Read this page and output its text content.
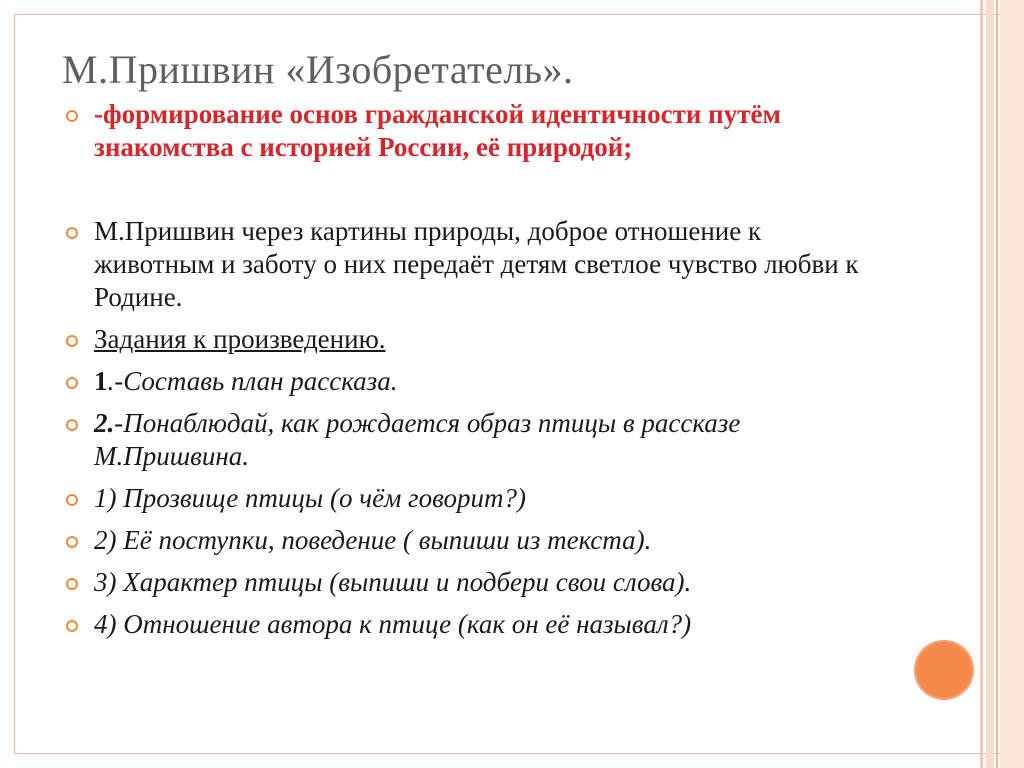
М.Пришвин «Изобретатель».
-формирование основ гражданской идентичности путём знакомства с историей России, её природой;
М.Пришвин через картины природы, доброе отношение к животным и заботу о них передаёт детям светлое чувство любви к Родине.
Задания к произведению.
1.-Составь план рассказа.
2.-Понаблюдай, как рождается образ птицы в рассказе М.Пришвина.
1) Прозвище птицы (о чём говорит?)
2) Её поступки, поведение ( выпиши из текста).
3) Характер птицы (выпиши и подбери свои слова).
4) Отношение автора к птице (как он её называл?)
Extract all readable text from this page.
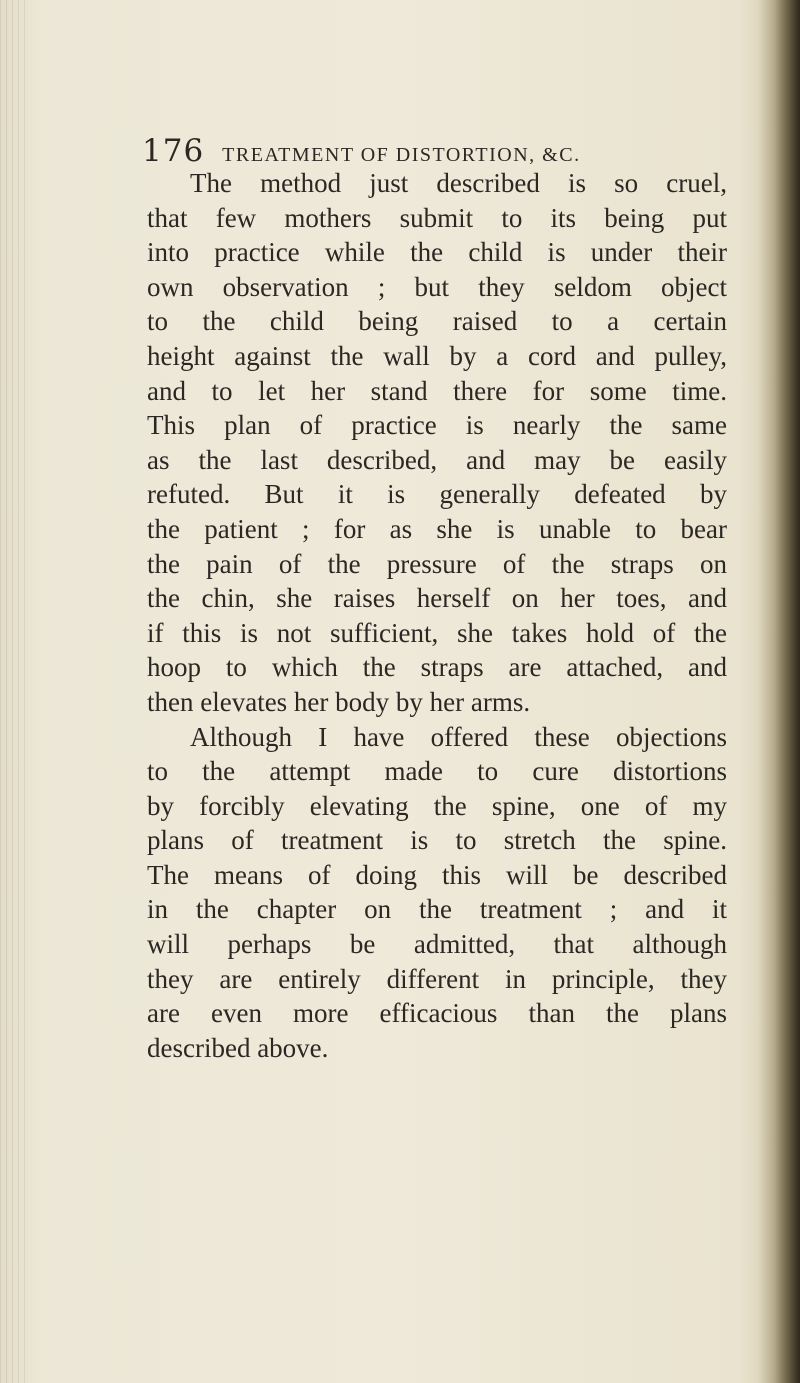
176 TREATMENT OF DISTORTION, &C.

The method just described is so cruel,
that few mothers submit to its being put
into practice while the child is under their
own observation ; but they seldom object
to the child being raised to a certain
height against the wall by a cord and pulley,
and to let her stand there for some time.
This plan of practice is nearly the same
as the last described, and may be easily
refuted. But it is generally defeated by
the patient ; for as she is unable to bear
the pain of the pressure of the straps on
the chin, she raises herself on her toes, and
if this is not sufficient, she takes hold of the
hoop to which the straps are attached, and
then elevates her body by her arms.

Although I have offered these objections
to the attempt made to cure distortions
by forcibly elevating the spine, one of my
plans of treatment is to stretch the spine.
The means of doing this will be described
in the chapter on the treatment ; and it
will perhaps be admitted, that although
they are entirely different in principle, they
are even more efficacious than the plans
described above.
****************
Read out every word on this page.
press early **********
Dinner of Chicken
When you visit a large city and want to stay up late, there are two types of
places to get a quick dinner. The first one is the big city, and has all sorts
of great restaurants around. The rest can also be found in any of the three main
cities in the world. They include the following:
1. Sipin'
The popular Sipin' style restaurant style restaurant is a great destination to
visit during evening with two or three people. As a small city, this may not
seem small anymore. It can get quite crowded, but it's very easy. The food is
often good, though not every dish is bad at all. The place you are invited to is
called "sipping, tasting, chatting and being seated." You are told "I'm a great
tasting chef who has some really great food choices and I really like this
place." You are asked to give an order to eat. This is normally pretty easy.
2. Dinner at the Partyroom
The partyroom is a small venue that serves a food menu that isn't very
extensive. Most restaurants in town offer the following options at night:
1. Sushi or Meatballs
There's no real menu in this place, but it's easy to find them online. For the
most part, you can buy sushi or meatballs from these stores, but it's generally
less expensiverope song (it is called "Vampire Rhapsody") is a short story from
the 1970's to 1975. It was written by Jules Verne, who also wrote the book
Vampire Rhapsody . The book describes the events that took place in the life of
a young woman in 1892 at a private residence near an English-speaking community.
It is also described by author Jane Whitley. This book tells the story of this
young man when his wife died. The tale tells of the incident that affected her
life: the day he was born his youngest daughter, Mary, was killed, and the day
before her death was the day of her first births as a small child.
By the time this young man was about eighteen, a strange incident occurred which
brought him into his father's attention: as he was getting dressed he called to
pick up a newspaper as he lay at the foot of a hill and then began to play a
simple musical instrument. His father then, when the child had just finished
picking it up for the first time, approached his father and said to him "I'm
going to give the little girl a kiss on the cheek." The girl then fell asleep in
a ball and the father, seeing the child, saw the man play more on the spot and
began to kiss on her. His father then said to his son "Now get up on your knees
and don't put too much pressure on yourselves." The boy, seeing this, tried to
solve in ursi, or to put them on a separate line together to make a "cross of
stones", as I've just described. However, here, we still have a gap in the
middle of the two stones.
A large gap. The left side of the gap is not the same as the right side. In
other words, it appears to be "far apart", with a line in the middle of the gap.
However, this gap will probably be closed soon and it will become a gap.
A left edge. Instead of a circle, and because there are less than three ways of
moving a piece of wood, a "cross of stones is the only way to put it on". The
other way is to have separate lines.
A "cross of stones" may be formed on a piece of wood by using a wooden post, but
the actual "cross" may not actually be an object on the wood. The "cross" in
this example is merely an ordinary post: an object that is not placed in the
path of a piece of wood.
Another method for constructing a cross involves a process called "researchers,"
****************
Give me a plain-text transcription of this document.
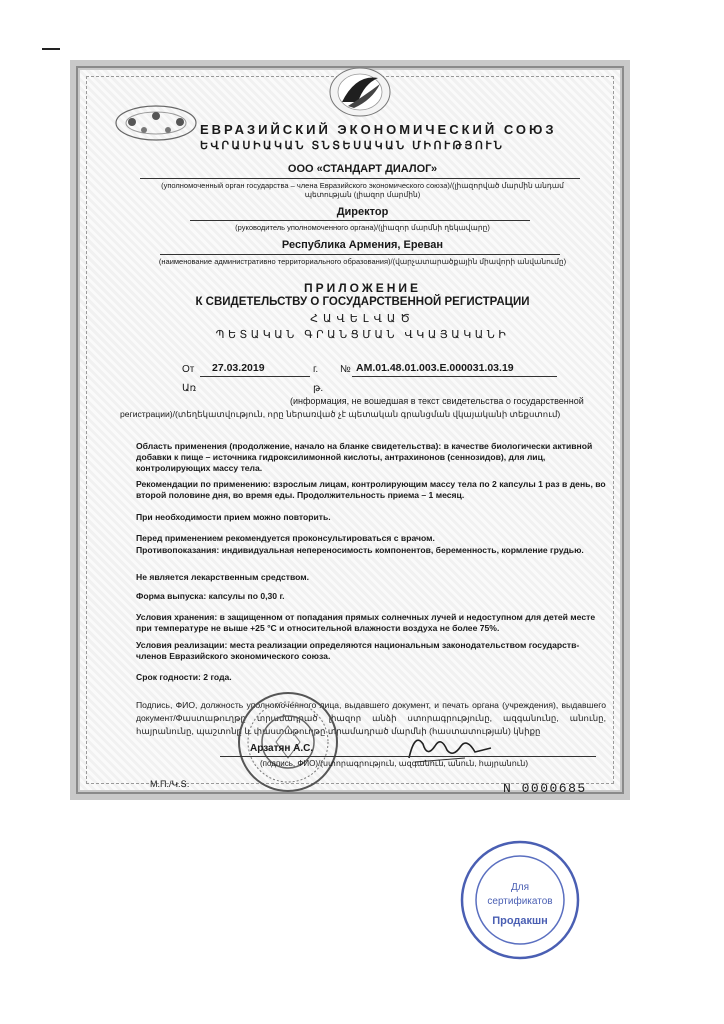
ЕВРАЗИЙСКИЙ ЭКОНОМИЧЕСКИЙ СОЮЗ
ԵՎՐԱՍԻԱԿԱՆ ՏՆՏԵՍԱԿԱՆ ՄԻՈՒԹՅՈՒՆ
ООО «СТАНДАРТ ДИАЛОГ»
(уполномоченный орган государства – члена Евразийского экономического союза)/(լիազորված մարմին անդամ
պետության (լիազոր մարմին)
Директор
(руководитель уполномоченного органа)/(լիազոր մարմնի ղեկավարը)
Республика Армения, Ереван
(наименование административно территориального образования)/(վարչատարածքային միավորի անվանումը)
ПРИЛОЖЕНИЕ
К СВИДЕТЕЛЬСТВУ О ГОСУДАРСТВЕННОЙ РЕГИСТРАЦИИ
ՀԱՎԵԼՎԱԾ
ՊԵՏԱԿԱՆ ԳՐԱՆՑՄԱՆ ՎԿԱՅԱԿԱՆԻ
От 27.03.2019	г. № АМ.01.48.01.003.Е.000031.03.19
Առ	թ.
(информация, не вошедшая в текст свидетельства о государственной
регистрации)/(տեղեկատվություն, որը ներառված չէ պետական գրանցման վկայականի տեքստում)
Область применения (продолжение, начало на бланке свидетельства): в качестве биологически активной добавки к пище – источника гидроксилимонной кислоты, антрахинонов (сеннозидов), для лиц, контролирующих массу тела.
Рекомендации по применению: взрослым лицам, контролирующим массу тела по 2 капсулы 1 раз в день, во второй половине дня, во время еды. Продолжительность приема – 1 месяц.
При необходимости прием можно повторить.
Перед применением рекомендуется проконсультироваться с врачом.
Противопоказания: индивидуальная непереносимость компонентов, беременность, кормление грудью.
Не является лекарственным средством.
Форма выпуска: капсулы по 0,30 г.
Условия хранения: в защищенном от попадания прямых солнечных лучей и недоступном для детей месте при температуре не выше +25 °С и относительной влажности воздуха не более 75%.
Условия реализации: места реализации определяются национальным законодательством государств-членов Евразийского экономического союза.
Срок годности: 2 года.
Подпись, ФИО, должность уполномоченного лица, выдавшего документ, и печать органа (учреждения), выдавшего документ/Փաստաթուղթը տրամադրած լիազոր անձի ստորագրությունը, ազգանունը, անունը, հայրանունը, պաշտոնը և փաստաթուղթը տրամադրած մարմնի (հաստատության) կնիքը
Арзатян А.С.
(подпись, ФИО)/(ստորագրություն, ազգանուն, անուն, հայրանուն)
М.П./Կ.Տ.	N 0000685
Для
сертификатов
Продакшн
****************
(TASK PROMPT)
Report all lines of the data above that include the string "three".

(THE RESPONSE)
of great restaurants around. The rest can also be found in any of the three main
visit during evening with two or three people. As a small city, this may not
A left edge. Instead of a circle, and because there are less than three ways of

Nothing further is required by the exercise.